- **RECORD LIST**:
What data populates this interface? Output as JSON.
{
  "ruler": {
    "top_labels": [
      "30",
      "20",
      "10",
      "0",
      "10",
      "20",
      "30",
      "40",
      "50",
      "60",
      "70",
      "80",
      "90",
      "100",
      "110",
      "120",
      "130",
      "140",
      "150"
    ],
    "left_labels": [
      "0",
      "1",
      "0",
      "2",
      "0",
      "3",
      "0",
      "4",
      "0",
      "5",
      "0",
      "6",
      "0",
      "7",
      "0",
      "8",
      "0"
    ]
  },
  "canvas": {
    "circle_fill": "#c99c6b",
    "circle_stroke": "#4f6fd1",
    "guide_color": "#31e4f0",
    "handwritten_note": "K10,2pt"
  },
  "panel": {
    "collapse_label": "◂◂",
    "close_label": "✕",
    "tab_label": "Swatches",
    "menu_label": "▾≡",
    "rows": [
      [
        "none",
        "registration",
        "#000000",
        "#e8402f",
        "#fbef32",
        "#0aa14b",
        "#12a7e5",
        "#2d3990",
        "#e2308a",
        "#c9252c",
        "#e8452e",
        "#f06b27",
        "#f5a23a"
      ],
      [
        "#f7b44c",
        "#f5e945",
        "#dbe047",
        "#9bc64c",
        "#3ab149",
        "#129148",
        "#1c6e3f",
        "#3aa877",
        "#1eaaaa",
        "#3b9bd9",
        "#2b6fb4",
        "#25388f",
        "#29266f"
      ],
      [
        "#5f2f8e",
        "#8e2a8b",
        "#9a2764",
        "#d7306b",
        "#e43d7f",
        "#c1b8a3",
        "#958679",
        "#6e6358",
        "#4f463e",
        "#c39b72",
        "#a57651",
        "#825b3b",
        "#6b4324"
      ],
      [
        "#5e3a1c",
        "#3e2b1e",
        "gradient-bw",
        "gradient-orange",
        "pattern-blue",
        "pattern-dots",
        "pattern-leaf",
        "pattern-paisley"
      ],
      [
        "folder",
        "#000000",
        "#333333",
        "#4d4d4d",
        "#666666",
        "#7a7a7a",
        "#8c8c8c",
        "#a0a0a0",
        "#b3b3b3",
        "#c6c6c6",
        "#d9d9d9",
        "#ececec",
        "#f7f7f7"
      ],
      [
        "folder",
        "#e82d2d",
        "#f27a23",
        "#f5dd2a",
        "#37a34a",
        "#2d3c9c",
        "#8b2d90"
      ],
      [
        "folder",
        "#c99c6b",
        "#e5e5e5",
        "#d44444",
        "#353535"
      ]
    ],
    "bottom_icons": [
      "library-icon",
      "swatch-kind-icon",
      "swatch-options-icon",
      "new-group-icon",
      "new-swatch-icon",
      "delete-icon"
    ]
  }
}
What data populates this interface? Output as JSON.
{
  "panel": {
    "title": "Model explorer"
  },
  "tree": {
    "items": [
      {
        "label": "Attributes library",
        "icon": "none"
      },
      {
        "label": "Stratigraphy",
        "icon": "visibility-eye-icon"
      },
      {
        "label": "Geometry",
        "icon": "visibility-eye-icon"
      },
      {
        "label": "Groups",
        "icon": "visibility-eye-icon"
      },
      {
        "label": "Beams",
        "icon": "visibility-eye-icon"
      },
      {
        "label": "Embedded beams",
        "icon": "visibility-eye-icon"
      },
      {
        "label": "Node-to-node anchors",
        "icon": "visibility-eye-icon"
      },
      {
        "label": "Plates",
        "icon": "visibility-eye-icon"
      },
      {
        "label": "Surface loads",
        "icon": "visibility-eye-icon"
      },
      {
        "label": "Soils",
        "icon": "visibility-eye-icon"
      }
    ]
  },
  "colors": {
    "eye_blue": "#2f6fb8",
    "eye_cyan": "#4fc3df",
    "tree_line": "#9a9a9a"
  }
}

- **WHAT IS BEING ASKED**: Extract each line of the listing above, copying it word for word.

- **REPLY TO THE TASK**:
What data populates this interface? Output as JSON.
{
  "ruler": {
    "top_labels": [
      "30",
      "20",
      "10",
      "0",
      "10",
      "20",
      "30",
      "40",
      "50",
      "60",
      "70",
      "80",
      "90",
      "100",
      "110",
      "120",
      "130",
      "140",
      "150"
    ],
    "left_labels": [
      "0",
      "1",
      "0",
      "2",
      "0",
      "3",
      "0",
      "4",
      "0",
      "5",
      "0",
      "6",
      "0",
      "7",
      "0",
      "8",
      "0"
    ]
  },
  "canvas": {
    "circle_fill": "#c99c6b",
    "circle_stroke": "#4f6fd1",
    "guide_color": "#31e4f0",
    "handwritten_note": "K10,2pt"
  },
  "panel": {
    "collapse_label": "◂◂",
    "close_label": "✕",
    "tab_label": "Swatches",
    "menu_label": "▾≡",
    "rows": [
      [
        "none",
        "registration",
        "#000000",
        "#e8402f",
        "#fbef32",
        "#0aa14b",
        "#12a7e5",
        "#2d3990",
        "#e2308a",
        "#c9252c",
        "#e8452e",
        "#f06b27",
        "#f5a23a"
      ],
      [
        "#f7b44c",
        "#f5e945",
        "#dbe047",
        "#9bc64c",
        "#3ab149",
        "#129148",
        "#1c6e3f",
        "#3aa877",
        "#1eaaaa",
        "#3b9bd9",
        "#2b6fb4",
        "#25388f",
        "#29266f"
      ],
      [
        "#5f2f8e",
        "#8e2a8b",
        "#9a2764",
        "#d7306b",
        "#e43d7f",
        "#c1b8a3",
        "#958679",
        "#6e6358",
        "#4f463e",
        "#c39b72",
        "#a57651",
        "#825b3b",
        "#6b4324"
      ],
      [
        "#5e3a1c",
        "#3e2b1e",
        "gradient-bw",
        "gradient-orange",
        "pattern-blue",
        "pattern-dots",
        "pattern-leaf",
        "pattern-paisley"
      ],
      [
        "folder",
        "#000000",
        "#333333",
        "#4d4d4d",
        "#666666",
        "#7a7a7a",
        "#8c8c8c",
        "#a0a0a0",
        "#b3b3b3",
        "#c6c6c6",
        "#d9d9d9",
        "#ececec",
        "#f7f7f7"
      ],
      [
        "folder",
        "#e82d2d",
        "#f27a23",
        "#f5dd2a",
        "#37a34a",
        "#2d3c9c",
        "#8b2d90"
      ],
      [
        "folder",
        "#c99c6b",
        "#e5e5e5",
        "#d44444",
        "#353535"
      ]
    ],
    "bottom_icons": [
      "library-icon",
      "swatch-kind-icon",
      "swatch-options-icon",
      "new-group-icon",
      "new-swatch-icon",
      "delete-icon"
    ]
  }
}
What data populates this interface? Output as JSON.
{
  "panel": {
    "title": "Model explorer"
  },
  "tree": {
    "items": [
      {
        "label": "Attributes library",
        "icon": "none"
      },
      {
        "label": "Stratigraphy",
        "icon": "visibility-eye-icon"
      },
      {
        "label": "Geometry",
        "icon": "visibility-eye-icon"
      },
      {
        "label": "Groups",
        "icon": "visibility-eye-icon"
      },
      {
        "label": "Beams",
        "icon": "visibility-eye-icon"
      },
      {
        "label": "Embedded beams",
        "icon": "visibility-eye-icon"
      },
      {
        "label": "Node-to-node anchors",
        "icon": "visibility-eye-icon"
      },
      {
        "label": "Plates",
        "icon": "visibility-eye-icon"
      },
      {
        "label": "Surface loads",
        "icon": "visibility-eye-icon"
      },
      {
        "label": "Soils",
        "icon": "visibility-eye-icon"
      }
    ]
  },
  "colors": {
    "eye_blue": "#2f6fb8",
    "eye_cyan": "#4fc3df",
    "tree_line": "#9a9a9a"
  }
}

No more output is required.